Given problem
Return a copy of every line in the records that includes the word "King".

Excerpted records
»»
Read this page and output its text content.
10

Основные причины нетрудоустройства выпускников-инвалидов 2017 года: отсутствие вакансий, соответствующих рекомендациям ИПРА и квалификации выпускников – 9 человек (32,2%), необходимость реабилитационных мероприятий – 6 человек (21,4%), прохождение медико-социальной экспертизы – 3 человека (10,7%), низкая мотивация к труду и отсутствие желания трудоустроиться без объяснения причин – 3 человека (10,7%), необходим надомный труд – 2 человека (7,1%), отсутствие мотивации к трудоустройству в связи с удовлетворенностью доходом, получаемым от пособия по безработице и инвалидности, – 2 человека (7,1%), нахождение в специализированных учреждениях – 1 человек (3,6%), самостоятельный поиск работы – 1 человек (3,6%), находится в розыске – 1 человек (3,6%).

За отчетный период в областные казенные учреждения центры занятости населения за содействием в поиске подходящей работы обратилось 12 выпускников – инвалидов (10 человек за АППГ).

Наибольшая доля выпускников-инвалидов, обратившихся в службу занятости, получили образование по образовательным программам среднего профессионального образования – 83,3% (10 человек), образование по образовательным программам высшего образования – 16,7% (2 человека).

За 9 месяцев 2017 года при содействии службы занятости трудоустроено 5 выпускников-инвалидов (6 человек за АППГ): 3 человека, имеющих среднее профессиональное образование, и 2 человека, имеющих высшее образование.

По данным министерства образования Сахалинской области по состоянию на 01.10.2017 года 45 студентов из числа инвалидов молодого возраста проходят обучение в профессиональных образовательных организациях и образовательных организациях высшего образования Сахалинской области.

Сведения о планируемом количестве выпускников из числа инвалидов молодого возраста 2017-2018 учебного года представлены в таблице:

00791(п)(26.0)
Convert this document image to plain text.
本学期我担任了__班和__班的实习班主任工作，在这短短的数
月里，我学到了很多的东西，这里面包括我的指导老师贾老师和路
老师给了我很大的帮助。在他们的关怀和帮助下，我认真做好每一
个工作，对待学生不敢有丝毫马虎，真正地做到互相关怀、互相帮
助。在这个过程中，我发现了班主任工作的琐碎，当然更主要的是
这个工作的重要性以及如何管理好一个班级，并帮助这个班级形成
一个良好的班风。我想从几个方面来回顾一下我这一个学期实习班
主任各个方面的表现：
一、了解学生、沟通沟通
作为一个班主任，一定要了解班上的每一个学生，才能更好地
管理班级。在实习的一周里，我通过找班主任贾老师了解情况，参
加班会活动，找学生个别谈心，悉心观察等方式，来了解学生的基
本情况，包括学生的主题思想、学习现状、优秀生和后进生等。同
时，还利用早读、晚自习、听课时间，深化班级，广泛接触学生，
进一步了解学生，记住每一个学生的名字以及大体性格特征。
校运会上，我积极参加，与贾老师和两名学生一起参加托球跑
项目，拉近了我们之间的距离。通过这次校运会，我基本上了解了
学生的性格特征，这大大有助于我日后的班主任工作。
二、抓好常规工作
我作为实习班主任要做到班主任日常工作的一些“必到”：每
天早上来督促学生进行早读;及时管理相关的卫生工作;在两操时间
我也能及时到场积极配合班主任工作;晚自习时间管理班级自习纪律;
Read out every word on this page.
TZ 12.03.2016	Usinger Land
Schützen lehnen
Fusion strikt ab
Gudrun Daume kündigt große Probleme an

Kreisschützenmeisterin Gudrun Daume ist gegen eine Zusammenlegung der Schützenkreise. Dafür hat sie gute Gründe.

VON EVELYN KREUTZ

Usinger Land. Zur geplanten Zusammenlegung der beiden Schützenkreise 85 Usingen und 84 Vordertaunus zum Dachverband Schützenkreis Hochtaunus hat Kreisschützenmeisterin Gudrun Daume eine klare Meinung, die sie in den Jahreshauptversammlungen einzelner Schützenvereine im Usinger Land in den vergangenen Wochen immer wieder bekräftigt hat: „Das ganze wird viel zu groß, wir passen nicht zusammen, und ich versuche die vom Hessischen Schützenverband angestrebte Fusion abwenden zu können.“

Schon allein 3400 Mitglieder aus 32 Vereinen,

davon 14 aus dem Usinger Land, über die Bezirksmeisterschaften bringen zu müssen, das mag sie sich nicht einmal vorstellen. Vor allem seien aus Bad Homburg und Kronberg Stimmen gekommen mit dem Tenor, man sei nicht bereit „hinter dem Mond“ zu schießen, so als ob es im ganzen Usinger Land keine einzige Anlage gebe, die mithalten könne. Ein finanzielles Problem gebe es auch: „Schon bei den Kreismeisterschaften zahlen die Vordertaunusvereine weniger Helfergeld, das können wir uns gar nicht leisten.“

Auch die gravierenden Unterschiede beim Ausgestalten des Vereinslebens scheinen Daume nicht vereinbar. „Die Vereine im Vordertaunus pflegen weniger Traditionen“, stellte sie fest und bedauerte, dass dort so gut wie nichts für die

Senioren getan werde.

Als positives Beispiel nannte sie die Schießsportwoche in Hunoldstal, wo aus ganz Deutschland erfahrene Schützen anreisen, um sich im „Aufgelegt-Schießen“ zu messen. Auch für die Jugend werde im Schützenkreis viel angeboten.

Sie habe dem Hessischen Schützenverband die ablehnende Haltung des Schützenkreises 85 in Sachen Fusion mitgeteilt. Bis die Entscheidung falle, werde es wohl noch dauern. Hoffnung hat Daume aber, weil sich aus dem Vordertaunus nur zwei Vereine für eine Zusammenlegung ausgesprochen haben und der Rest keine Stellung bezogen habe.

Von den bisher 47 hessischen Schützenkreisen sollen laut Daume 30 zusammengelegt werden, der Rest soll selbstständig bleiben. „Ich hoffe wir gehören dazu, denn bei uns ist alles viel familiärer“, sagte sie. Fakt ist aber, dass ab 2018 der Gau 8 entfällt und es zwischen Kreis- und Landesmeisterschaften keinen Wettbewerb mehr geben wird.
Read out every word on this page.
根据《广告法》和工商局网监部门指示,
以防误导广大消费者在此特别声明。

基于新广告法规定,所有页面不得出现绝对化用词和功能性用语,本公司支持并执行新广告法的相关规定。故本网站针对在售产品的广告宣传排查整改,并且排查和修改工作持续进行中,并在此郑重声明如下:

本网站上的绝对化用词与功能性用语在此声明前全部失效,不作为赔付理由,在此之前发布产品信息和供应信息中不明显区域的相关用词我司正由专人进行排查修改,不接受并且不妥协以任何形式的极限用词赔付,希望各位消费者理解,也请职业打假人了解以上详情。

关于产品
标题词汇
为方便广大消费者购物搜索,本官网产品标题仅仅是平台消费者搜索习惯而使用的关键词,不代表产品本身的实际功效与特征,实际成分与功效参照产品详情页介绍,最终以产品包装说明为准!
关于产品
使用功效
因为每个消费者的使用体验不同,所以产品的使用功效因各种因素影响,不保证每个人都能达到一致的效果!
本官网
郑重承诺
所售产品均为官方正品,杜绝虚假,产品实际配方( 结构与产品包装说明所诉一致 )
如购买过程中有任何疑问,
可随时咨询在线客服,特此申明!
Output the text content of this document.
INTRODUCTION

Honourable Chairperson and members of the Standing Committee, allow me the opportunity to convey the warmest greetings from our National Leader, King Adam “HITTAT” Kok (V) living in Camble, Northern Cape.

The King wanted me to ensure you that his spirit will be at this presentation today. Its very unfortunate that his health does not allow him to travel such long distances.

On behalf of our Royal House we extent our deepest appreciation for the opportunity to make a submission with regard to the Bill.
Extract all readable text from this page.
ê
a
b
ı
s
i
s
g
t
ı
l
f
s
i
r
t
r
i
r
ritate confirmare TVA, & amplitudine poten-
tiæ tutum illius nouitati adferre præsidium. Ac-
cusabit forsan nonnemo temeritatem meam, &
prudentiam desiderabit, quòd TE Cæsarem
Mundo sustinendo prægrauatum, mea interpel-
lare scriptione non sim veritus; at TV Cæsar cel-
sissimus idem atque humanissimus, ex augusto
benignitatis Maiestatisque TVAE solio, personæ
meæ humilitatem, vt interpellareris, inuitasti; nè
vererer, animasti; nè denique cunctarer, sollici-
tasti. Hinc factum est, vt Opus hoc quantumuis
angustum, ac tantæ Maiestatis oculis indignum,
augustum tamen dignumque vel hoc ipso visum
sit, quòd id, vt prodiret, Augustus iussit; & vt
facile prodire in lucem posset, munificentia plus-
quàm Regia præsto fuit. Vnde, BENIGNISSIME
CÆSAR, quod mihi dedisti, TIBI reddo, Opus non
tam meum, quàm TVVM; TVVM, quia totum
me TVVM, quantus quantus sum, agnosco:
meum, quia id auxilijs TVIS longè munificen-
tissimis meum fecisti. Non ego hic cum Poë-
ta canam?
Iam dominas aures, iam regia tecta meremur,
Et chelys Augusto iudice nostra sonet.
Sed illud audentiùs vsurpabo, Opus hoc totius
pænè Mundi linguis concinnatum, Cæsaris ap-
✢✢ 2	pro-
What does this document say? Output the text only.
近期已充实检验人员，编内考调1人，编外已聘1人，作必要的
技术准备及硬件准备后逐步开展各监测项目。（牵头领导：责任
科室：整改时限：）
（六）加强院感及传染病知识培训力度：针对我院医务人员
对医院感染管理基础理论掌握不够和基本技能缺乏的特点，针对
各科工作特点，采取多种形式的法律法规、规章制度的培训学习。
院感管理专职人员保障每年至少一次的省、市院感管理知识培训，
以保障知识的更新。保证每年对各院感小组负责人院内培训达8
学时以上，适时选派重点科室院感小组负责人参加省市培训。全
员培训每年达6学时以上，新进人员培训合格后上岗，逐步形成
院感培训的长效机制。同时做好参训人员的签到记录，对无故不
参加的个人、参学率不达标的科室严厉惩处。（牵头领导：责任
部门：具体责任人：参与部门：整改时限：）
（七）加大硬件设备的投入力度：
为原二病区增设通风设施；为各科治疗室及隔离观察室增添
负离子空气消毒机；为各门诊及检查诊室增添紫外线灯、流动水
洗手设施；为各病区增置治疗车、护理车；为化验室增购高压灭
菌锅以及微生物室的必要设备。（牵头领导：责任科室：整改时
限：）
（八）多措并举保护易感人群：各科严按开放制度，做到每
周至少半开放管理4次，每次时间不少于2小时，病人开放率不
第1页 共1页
««
Reply
Honourable Chairperson and members of the Standing Committee, allow me the opportunity to convey the warmest greetings from our National Leader, King Adam “HITTAT” Kok (V) living in Camble, Northern Cape.
The King wanted me to ensure you that his spirit will be at this presentation today. Its very unfortunate that his health does not allow him to travel such long distances.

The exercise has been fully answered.